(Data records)
— Begin —
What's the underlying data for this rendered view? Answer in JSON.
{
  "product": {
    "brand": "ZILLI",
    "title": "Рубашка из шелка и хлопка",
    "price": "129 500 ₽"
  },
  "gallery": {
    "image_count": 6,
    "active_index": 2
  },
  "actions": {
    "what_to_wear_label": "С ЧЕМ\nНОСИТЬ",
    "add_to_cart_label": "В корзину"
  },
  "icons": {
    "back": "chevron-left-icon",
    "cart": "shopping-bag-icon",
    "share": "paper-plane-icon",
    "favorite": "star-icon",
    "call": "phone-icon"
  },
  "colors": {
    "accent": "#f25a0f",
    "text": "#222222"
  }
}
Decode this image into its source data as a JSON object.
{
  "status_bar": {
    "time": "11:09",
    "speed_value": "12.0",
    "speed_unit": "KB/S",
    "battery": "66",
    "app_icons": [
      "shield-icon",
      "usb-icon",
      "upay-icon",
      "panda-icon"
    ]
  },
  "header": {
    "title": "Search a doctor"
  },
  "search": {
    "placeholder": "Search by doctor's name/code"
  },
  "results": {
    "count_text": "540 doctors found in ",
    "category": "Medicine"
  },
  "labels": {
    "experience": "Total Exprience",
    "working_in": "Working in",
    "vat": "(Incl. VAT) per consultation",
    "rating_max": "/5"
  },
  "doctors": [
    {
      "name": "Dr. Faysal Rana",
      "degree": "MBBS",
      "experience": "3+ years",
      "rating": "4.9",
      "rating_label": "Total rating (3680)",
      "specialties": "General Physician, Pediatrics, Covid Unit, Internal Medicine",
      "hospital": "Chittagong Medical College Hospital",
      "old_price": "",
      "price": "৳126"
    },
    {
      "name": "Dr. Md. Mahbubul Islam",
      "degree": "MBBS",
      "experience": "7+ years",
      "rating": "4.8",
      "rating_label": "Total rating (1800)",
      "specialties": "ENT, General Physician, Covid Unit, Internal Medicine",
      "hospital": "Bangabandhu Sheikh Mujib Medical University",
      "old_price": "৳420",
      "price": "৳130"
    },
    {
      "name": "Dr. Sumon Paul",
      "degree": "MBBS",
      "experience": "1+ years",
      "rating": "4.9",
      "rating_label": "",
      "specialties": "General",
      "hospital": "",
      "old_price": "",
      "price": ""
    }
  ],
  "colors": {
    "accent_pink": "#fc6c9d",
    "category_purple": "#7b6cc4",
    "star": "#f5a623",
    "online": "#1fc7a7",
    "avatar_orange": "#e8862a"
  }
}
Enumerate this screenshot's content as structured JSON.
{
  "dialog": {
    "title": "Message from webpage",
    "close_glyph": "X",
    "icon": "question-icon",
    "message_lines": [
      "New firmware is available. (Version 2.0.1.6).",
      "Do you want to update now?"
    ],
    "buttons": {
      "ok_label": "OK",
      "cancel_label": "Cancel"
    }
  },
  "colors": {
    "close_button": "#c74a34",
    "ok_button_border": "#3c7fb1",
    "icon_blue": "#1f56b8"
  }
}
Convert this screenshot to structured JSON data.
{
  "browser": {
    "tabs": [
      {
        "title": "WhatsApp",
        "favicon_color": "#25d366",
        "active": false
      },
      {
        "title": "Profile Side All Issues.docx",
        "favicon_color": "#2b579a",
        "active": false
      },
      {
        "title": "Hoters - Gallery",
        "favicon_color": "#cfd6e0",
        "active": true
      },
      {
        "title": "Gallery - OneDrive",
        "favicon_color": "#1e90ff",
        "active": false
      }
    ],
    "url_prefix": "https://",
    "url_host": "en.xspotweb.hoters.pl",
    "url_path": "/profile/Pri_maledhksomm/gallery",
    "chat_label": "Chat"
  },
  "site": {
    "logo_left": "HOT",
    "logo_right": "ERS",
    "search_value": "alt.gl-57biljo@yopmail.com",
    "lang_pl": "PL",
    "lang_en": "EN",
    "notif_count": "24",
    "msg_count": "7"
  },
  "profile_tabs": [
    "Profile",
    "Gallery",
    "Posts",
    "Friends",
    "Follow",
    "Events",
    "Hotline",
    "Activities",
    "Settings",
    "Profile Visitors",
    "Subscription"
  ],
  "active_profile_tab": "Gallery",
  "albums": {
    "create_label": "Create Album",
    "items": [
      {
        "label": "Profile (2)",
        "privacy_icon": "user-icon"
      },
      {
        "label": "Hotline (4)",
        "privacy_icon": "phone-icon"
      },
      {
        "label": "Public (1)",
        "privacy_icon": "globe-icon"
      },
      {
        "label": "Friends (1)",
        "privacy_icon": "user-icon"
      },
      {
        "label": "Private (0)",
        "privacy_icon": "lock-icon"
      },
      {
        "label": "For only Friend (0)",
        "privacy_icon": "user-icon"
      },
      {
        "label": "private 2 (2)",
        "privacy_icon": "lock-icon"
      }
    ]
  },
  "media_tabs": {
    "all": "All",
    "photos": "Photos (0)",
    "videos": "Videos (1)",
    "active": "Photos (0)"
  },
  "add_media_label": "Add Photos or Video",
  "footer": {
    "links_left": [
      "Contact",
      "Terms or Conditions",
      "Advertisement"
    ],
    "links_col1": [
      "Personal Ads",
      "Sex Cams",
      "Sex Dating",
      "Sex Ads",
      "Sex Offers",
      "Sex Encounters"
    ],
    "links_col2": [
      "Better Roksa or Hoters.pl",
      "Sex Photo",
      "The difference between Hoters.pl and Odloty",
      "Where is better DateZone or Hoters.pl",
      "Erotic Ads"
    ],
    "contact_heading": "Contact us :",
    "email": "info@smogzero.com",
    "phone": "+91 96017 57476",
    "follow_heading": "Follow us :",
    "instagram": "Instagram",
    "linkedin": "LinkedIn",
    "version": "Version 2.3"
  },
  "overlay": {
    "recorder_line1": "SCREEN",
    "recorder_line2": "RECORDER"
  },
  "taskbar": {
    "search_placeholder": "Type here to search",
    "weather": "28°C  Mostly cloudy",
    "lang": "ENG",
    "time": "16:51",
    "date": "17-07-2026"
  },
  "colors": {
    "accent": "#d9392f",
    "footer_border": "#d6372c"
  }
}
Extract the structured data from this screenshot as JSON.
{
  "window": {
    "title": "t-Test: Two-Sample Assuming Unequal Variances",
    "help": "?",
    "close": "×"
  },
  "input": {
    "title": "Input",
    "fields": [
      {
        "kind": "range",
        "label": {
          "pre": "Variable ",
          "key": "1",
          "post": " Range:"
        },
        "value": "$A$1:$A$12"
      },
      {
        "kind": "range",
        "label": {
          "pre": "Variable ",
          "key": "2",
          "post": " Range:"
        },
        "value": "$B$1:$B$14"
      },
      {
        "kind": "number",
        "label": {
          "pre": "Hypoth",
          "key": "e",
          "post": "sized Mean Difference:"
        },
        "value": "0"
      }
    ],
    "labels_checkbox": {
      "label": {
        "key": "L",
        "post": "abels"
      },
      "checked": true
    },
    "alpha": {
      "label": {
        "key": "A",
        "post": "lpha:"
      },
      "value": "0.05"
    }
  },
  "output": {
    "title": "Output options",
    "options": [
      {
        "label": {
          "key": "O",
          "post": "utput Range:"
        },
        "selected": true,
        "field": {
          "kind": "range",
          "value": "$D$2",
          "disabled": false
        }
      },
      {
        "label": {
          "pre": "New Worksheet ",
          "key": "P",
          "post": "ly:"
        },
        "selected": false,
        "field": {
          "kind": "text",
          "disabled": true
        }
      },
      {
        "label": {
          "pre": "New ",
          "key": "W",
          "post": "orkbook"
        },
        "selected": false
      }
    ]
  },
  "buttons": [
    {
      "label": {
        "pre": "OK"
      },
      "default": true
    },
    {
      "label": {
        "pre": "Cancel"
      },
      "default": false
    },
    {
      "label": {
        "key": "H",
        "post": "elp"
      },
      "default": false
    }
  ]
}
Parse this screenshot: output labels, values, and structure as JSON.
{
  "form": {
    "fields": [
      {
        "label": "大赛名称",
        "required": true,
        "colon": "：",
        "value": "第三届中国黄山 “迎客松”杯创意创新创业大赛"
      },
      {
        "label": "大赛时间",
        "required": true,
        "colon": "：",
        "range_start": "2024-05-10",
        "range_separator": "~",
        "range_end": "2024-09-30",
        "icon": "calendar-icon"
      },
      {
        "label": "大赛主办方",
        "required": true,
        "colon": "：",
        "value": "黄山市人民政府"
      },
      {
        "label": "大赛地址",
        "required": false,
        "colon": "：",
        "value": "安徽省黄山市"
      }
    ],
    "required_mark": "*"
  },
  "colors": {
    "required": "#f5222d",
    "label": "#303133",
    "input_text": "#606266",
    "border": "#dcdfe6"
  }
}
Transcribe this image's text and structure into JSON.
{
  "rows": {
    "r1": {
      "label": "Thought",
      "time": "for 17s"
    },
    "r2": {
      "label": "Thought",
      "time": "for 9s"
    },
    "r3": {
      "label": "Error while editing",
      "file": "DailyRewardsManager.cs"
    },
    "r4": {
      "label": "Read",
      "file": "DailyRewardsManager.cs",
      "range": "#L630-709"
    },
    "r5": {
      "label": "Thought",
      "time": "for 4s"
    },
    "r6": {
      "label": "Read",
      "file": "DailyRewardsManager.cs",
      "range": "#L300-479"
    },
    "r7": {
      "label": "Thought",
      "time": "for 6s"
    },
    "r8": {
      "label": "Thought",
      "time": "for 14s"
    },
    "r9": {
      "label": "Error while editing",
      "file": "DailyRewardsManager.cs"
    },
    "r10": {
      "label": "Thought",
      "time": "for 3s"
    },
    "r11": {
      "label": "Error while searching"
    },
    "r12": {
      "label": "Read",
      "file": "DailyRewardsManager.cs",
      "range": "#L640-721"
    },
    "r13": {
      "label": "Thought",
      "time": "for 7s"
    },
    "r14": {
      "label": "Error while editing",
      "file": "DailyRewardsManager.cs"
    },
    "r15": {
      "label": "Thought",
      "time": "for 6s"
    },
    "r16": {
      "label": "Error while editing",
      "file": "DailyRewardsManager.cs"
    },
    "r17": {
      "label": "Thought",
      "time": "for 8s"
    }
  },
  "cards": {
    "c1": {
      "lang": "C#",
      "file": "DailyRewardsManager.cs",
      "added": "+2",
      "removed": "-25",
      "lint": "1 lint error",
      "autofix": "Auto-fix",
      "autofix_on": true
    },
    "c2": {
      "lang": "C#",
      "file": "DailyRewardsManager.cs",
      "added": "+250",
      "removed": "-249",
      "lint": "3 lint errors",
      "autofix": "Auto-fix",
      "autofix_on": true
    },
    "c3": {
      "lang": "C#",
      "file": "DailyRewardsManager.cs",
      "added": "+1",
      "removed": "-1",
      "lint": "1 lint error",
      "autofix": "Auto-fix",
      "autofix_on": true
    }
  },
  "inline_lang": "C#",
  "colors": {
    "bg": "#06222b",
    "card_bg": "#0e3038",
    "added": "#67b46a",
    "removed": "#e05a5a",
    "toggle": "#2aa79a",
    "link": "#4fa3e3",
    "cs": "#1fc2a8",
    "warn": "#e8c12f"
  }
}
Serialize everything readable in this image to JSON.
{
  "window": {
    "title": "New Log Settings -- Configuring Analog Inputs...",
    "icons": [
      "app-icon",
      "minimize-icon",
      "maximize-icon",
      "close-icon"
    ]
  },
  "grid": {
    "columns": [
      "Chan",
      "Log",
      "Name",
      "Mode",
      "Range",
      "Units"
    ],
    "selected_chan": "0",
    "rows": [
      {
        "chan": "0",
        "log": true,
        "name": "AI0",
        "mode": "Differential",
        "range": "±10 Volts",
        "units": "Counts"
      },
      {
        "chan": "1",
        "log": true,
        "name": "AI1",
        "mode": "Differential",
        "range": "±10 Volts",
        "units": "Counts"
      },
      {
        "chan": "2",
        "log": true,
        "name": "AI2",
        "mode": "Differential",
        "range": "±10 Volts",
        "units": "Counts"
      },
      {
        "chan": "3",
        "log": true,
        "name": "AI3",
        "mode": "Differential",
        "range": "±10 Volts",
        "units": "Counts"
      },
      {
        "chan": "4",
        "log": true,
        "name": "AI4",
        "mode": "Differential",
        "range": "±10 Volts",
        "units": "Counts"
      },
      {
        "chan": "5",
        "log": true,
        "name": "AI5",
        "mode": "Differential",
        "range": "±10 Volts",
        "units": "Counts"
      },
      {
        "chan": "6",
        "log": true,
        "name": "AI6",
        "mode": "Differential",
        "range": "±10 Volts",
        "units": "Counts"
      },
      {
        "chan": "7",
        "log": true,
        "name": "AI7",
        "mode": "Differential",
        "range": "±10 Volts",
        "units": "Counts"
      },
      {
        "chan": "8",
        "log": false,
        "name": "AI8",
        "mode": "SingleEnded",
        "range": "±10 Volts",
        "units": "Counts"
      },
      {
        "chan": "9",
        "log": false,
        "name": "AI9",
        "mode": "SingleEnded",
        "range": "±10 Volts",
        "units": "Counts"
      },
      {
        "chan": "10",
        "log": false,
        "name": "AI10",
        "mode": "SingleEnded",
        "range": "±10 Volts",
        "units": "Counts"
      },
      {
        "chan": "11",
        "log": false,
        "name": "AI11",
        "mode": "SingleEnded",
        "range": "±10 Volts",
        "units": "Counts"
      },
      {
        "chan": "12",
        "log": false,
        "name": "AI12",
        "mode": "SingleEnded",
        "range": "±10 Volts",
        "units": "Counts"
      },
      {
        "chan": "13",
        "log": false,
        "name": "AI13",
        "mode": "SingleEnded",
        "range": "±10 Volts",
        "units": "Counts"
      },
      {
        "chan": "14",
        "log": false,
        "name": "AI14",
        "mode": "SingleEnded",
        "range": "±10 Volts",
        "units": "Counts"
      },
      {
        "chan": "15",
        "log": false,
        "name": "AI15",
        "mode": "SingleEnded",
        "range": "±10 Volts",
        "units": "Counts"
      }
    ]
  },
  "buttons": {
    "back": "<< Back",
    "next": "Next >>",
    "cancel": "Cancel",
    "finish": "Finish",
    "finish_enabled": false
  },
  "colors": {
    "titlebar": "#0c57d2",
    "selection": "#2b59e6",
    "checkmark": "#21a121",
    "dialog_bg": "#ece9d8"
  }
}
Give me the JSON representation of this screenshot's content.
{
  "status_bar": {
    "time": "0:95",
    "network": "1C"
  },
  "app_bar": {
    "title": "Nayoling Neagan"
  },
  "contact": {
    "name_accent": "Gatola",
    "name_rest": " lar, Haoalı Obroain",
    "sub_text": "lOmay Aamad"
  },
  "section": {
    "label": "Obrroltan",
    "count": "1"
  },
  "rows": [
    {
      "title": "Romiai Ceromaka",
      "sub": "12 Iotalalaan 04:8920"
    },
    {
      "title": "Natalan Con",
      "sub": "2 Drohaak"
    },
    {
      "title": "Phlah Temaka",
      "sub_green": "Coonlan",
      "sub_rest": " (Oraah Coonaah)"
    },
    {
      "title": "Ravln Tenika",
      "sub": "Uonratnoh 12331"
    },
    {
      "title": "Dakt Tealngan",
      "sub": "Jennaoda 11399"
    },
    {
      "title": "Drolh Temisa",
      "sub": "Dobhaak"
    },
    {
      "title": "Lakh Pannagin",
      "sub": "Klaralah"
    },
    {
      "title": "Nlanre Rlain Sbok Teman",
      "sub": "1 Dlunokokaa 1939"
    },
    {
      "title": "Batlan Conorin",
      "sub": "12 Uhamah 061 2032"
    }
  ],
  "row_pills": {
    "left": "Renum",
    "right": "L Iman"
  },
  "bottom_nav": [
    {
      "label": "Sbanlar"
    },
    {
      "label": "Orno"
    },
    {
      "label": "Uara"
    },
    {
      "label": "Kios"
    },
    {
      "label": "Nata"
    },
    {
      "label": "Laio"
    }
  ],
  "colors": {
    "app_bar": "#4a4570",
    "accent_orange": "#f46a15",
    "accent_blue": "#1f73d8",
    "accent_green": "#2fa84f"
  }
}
— End —
- Exercise task -
The word "General" appears in how many lines of the data? Answer with only the number.

- Solution for this problem -
3